= TASK DIRECTIONS =
Among the lines below, list those containing the string "Individual".

[A block of data]
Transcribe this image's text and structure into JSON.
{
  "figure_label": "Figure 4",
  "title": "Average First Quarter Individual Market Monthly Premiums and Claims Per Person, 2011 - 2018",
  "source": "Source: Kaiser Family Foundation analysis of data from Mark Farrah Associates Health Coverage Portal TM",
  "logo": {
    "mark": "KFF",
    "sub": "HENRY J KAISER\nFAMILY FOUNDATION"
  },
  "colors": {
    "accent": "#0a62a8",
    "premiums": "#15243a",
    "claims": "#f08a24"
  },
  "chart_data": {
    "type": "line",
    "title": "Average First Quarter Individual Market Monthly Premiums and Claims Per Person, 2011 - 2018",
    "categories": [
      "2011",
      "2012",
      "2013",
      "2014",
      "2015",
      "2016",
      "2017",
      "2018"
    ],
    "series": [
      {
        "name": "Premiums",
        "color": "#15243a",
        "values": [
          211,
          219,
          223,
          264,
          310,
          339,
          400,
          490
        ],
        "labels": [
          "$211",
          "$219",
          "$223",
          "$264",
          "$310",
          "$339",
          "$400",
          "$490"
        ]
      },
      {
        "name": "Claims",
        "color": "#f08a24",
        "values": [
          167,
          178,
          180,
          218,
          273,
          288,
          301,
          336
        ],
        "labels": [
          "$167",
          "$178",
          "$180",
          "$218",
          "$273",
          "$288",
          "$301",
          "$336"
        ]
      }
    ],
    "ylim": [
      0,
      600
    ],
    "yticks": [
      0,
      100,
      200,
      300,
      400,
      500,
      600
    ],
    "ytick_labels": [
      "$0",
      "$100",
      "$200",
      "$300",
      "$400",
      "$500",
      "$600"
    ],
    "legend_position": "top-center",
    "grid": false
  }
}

* * *

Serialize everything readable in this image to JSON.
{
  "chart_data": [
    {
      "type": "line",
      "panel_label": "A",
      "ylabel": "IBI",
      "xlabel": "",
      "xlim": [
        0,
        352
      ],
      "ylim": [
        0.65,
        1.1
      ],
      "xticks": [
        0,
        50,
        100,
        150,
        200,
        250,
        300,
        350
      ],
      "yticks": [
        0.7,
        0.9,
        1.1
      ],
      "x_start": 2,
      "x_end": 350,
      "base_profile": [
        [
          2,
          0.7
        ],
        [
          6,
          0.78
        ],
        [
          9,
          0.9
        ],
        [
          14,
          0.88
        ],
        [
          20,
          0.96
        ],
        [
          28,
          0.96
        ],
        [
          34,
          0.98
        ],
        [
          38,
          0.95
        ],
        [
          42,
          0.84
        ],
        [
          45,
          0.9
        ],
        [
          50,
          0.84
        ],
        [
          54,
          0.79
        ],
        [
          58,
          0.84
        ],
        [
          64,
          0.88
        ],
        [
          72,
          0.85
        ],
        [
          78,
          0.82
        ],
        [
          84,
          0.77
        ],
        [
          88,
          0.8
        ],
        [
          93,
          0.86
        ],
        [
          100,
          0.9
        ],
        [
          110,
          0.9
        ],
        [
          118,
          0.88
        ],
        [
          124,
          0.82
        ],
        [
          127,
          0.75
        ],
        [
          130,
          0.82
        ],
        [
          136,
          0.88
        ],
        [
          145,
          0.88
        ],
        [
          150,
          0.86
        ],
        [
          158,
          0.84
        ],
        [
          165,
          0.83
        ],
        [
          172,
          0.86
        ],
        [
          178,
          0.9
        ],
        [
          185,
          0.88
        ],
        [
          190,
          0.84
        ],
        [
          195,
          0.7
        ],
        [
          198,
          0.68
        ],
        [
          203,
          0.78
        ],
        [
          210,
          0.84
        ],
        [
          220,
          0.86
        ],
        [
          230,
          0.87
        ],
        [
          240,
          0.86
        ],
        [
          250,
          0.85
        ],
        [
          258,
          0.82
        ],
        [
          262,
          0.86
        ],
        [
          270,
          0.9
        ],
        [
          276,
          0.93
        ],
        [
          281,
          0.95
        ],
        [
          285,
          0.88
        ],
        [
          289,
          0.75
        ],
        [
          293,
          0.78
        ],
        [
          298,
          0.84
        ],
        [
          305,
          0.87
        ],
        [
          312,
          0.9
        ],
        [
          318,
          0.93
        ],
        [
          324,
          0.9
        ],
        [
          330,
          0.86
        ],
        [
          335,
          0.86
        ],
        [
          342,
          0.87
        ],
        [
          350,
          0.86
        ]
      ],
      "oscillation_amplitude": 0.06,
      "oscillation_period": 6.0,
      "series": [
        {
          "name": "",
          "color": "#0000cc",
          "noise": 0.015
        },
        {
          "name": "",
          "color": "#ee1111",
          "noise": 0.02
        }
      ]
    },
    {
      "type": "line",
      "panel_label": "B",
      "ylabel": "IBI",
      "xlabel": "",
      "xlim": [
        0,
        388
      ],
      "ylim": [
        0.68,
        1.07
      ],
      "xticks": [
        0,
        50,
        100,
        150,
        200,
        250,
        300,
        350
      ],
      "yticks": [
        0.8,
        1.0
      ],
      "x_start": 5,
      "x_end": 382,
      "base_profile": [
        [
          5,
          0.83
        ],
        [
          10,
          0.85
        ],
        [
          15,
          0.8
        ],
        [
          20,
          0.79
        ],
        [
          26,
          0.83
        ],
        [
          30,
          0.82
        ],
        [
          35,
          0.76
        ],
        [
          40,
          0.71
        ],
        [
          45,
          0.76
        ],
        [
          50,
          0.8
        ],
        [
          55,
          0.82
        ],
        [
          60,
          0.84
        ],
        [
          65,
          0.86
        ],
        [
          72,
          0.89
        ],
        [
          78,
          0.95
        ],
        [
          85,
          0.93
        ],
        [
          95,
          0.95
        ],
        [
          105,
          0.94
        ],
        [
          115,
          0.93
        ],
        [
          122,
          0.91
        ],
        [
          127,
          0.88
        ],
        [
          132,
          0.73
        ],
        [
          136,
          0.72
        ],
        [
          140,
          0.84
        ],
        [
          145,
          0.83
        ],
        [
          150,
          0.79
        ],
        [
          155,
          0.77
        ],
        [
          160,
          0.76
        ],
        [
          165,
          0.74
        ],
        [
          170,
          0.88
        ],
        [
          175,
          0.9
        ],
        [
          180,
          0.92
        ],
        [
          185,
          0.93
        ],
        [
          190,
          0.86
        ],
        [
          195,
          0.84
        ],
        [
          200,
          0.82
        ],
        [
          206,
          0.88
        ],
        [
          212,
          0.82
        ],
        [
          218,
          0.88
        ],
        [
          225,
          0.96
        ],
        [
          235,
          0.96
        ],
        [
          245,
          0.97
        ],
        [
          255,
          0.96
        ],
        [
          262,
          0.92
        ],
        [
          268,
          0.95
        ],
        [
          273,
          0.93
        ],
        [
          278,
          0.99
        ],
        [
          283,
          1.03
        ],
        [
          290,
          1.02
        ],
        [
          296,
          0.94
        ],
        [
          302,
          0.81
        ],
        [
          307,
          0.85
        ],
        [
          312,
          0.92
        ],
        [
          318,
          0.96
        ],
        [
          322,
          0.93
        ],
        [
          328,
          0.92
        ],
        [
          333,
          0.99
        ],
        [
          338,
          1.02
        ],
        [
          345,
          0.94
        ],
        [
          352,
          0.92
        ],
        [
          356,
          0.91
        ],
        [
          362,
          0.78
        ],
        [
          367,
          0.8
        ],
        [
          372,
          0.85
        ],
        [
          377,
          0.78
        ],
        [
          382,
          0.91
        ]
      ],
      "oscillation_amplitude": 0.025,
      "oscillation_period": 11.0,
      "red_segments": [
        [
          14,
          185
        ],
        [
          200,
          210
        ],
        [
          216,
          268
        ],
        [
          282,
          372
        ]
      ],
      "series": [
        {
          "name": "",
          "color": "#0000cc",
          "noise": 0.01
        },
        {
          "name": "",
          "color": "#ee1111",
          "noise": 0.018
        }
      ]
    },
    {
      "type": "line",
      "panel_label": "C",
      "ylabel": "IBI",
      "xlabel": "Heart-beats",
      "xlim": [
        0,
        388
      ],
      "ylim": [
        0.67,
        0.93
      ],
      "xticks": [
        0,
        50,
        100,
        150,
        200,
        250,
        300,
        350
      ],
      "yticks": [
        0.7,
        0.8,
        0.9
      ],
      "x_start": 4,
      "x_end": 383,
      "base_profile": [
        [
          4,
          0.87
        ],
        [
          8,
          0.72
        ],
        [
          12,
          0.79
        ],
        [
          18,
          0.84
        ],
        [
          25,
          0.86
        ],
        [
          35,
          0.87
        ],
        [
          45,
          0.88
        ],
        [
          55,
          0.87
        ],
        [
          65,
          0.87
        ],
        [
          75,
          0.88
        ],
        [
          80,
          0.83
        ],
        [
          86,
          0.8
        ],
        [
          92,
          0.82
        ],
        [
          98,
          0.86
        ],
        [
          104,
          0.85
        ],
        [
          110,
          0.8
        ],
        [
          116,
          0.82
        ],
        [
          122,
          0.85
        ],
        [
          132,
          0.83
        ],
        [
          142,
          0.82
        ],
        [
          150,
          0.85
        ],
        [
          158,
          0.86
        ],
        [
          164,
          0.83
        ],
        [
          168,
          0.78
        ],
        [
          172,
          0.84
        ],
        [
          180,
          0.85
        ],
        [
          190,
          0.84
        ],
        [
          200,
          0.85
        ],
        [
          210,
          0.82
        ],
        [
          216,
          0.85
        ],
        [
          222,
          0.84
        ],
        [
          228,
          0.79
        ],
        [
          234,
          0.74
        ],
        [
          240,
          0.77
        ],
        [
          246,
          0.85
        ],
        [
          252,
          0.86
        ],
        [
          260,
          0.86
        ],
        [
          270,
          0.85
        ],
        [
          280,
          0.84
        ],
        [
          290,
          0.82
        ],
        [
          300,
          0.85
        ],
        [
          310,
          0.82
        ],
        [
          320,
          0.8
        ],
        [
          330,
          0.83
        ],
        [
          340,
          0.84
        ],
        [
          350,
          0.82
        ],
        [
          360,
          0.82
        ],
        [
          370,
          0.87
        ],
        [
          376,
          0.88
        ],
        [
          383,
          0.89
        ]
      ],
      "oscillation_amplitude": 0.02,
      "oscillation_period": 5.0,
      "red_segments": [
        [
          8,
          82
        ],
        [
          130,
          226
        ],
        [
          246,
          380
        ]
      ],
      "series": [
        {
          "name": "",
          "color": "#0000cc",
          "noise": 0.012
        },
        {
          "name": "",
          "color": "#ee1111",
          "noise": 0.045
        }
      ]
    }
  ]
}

...

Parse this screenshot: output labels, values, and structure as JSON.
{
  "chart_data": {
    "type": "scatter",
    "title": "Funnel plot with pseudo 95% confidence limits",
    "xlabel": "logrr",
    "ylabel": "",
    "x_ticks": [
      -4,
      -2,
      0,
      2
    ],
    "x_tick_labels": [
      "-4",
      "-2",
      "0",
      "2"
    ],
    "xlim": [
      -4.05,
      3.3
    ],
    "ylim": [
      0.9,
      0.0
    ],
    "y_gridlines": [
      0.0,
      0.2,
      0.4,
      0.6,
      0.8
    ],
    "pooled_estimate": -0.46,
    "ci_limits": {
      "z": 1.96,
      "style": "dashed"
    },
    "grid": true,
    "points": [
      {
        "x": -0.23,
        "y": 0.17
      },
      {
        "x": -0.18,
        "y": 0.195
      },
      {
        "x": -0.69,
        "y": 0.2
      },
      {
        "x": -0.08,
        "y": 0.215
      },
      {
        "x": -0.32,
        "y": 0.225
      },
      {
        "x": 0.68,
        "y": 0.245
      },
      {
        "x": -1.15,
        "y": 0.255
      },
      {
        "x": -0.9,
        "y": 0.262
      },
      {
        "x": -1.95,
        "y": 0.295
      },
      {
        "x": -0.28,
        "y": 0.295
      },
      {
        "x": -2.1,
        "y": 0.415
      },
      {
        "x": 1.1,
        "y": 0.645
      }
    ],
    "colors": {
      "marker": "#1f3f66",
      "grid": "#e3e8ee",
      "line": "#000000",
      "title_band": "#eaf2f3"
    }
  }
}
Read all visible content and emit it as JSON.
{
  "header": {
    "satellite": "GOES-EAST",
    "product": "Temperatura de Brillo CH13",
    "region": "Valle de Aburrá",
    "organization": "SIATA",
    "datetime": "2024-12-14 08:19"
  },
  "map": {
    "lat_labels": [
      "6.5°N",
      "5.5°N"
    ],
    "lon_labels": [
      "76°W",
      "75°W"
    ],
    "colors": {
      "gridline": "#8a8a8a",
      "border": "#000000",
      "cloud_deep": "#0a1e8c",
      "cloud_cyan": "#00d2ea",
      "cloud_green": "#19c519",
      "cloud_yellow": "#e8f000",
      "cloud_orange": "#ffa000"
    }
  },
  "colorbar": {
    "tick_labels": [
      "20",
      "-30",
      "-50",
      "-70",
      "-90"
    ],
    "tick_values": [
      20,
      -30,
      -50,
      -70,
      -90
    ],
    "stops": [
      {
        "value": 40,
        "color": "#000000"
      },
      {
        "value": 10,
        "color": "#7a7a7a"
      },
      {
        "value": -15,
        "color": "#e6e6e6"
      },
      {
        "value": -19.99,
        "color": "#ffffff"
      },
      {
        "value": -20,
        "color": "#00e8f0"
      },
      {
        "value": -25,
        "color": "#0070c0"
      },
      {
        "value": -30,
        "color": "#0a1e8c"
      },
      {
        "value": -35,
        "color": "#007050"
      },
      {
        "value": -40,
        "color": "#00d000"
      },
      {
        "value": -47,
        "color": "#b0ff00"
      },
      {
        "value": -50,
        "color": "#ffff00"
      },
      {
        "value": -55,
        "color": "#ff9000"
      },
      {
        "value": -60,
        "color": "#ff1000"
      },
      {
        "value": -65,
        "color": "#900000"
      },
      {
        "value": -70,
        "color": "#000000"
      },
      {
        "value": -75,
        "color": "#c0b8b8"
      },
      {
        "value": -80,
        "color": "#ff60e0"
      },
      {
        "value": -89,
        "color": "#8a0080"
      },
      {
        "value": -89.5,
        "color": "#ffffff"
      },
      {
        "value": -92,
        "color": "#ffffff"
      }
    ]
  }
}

= COMPLETE ANSWER =
  "title": "Average First Quarter Individual Market Monthly Premiums and Claims Per Person, 2011 - 2018",
    "title": "Average First Quarter Individual Market Monthly Premiums and Claims Per Person, 2011 - 2018",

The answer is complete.